start Excerpted records

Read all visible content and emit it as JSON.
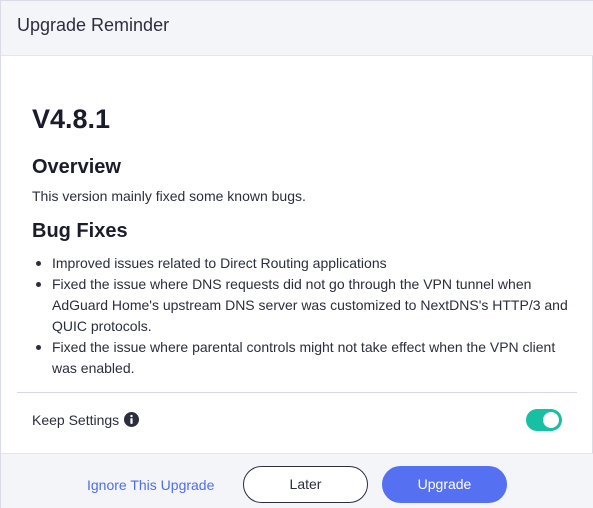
{
  "dialog": {
    "title": "Upgrade Reminder"
  },
  "release": {
    "version": "V4.8.1",
    "overview_heading": "Overview",
    "overview_text": "This version mainly fixed some known bugs.",
    "bugfix_heading": "Bug Fixes",
    "fixes": [
      "Improved issues related to Direct Routing applications",
      "Fixed the issue where DNS requests did not go through the VPN tunnel when AdGuard Home's upstream DNS server was customized to NextDNS's HTTP/3 and QUIC protocols.",
      "Fixed the issue where parental controls might not take effect when the VPN client was enabled."
    ]
  },
  "settings": {
    "keep_label": "Keep Settings",
    "info_icon": "info-icon",
    "keep_enabled": true,
    "toggle_color": "#17bfa3"
  },
  "footer": {
    "ignore_label": "Ignore This Upgrade",
    "later_label": "Later",
    "upgrade_label": "Upgrade",
    "accent_color": "#5570f0"
  }
}
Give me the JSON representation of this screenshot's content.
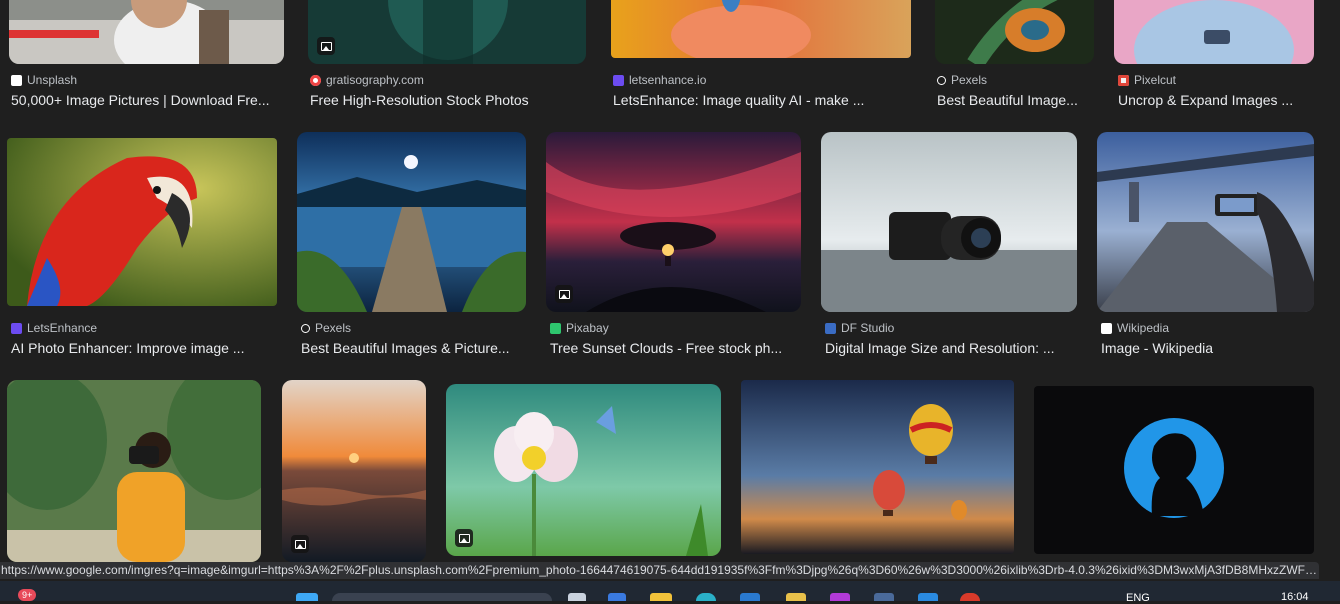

end Excerpted records

Written task
Apart from the pictures, the entries above are to be repeated in full and exactly.

Written answer
Read all visible content and emit it as JSON.
{
  "dialog": {
    "title": "Upgrade Reminder"
  },
  "release": {
    "version": "V4.8.1",
    "overview_heading": "Overview",
    "overview_text": "This version mainly fixed some known bugs.",
    "bugfix_heading": "Bug Fixes",
    "fixes": [
      "Improved issues related to Direct Routing applications",
      "Fixed the issue where DNS requests did not go through the VPN tunnel when AdGuard Home's upstream DNS server was customized to NextDNS's HTTP/3 and QUIC protocols.",
      "Fixed the issue where parental controls might not take effect when the VPN client was enabled."
    ]
  },
  "settings": {
    "keep_label": "Keep Settings",
    "info_icon": "info-icon",
    "keep_enabled": true,
    "toggle_color": "#17bfa3"
  },
  "footer": {
    "ignore_label": "Ignore This Upgrade",
    "later_label": "Later",
    "upgrade_label": "Upgrade",
    "accent_color": "#5570f0"
  }
}
Give me the JSON representation of this screenshot's content.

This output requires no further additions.